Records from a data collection

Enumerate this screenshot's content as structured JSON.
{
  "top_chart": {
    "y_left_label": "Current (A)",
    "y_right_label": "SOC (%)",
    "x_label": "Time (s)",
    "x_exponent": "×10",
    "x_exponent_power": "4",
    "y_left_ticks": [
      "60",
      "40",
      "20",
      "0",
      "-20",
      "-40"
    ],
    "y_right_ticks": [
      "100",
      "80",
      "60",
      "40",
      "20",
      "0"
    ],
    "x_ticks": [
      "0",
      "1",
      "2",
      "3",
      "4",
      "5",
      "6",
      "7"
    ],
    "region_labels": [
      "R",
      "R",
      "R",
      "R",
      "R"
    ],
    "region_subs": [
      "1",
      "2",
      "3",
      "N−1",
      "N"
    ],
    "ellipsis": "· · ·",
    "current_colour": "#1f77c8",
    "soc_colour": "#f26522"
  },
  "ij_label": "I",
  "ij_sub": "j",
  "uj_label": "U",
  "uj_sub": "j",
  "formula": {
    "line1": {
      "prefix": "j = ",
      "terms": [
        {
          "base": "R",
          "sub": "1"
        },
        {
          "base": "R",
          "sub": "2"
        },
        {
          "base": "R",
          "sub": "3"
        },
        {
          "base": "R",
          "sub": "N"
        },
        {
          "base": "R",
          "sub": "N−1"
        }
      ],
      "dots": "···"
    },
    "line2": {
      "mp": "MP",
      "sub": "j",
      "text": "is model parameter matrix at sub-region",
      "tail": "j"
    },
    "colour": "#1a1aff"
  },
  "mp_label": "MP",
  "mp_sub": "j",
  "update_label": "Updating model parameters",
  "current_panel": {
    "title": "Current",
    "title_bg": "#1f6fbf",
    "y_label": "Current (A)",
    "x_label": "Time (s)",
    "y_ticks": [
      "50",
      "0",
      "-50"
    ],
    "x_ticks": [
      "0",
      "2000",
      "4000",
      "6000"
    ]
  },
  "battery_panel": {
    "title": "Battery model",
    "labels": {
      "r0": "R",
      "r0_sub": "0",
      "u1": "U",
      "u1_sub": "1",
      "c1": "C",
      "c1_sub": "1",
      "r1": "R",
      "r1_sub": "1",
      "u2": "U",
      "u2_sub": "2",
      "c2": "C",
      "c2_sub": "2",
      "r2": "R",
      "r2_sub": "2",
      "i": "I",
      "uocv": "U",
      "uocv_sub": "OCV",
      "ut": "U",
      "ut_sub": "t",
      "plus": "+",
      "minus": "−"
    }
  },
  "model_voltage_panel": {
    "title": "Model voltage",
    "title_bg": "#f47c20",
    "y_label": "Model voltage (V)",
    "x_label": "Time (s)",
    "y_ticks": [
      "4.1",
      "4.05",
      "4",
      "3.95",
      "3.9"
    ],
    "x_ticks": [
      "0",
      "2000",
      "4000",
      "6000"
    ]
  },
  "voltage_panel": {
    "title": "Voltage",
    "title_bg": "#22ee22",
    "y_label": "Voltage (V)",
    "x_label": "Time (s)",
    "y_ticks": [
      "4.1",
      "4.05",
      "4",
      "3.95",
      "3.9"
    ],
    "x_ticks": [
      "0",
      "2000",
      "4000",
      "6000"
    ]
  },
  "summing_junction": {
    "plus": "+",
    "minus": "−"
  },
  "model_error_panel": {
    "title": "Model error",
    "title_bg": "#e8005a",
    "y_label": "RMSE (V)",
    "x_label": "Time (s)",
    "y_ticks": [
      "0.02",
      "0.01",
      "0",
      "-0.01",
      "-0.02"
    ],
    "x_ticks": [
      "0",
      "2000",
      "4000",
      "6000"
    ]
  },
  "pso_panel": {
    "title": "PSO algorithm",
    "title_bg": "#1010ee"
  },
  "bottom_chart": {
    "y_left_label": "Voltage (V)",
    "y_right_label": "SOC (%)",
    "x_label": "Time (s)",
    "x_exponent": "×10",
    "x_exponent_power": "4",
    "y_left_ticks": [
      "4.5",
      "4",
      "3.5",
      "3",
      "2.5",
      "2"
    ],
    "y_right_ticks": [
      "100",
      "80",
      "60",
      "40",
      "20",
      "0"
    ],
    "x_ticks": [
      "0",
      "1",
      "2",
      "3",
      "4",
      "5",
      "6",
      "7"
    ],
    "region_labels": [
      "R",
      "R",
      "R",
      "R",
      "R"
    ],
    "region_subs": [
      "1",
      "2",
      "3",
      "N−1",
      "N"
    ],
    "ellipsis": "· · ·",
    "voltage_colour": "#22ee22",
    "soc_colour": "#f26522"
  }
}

WHAT THE TASK ASKS
Extract all the material, leaving every line as it is.

ANSWER TO THIS TASK
Enumerate this screenshot's content as structured JSON.
{
  "top_chart": {
    "y_left_label": "Current (A)",
    "y_right_label": "SOC (%)",
    "x_label": "Time (s)",
    "x_exponent": "×10",
    "x_exponent_power": "4",
    "y_left_ticks": [
      "60",
      "40",
      "20",
      "0",
      "-20",
      "-40"
    ],
    "y_right_ticks": [
      "100",
      "80",
      "60",
      "40",
      "20",
      "0"
    ],
    "x_ticks": [
      "0",
      "1",
      "2",
      "3",
      "4",
      "5",
      "6",
      "7"
    ],
    "region_labels": [
      "R",
      "R",
      "R",
      "R",
      "R"
    ],
    "region_subs": [
      "1",
      "2",
      "3",
      "N−1",
      "N"
    ],
    "ellipsis": "· · ·",
    "current_colour": "#1f77c8",
    "soc_colour": "#f26522"
  },
  "ij_label": "I",
  "ij_sub": "j",
  "uj_label": "U",
  "uj_sub": "j",
  "formula": {
    "line1": {
      "prefix": "j = ",
      "terms": [
        {
          "base": "R",
          "sub": "1"
        },
        {
          "base": "R",
          "sub": "2"
        },
        {
          "base": "R",
          "sub": "3"
        },
        {
          "base": "R",
          "sub": "N"
        },
        {
          "base": "R",
          "sub": "N−1"
        }
      ],
      "dots": "···"
    },
    "line2": {
      "mp": "MP",
      "sub": "j",
      "text": "is model parameter matrix at sub-region",
      "tail": "j"
    },
    "colour": "#1a1aff"
  },
  "mp_label": "MP",
  "mp_sub": "j",
  "update_label": "Updating model parameters",
  "current_panel": {
    "title": "Current",
    "title_bg": "#1f6fbf",
    "y_label": "Current (A)",
    "x_label": "Time (s)",
    "y_ticks": [
      "50",
      "0",
      "-50"
    ],
    "x_ticks": [
      "0",
      "2000",
      "4000",
      "6000"
    ]
  },
  "battery_panel": {
    "title": "Battery model",
    "labels": {
      "r0": "R",
      "r0_sub": "0",
      "u1": "U",
      "u1_sub": "1",
      "c1": "C",
      "c1_sub": "1",
      "r1": "R",
      "r1_sub": "1",
      "u2": "U",
      "u2_sub": "2",
      "c2": "C",
      "c2_sub": "2",
      "r2": "R",
      "r2_sub": "2",
      "i": "I",
      "uocv": "U",
      "uocv_sub": "OCV",
      "ut": "U",
      "ut_sub": "t",
      "plus": "+",
      "minus": "−"
    }
  },
  "model_voltage_panel": {
    "title": "Model voltage",
    "title_bg": "#f47c20",
    "y_label": "Model voltage (V)",
    "x_label": "Time (s)",
    "y_ticks": [
      "4.1",
      "4.05",
      "4",
      "3.95",
      "3.9"
    ],
    "x_ticks": [
      "0",
      "2000",
      "4000",
      "6000"
    ]
  },
  "voltage_panel": {
    "title": "Voltage",
    "title_bg": "#22ee22",
    "y_label": "Voltage (V)",
    "x_label": "Time (s)",
    "y_ticks": [
      "4.1",
      "4.05",
      "4",
      "3.95",
      "3.9"
    ],
    "x_ticks": [
      "0",
      "2000",
      "4000",
      "6000"
    ]
  },
  "summing_junction": {
    "plus": "+",
    "minus": "−"
  },
  "model_error_panel": {
    "title": "Model error",
    "title_bg": "#e8005a",
    "y_label": "RMSE (V)",
    "x_label": "Time (s)",
    "y_ticks": [
      "0.02",
      "0.01",
      "0",
      "-0.01",
      "-0.02"
    ],
    "x_ticks": [
      "0",
      "2000",
      "4000",
      "6000"
    ]
  },
  "pso_panel": {
    "title": "PSO algorithm",
    "title_bg": "#1010ee"
  },
  "bottom_chart": {
    "y_left_label": "Voltage (V)",
    "y_right_label": "SOC (%)",
    "x_label": "Time (s)",
    "x_exponent": "×10",
    "x_exponent_power": "4",
    "y_left_ticks": [
      "4.5",
      "4",
      "3.5",
      "3",
      "2.5",
      "2"
    ],
    "y_right_ticks": [
      "100",
      "80",
      "60",
      "40",
      "20",
      "0"
    ],
    "x_ticks": [
      "0",
      "1",
      "2",
      "3",
      "4",
      "5",
      "6",
      "7"
    ],
    "region_labels": [
      "R",
      "R",
      "R",
      "R",
      "R"
    ],
    "region_subs": [
      "1",
      "2",
      "3",
      "N−1",
      "N"
    ],
    "ellipsis": "· · ·",
    "voltage_colour": "#22ee22",
    "soc_colour": "#f26522"
  }
}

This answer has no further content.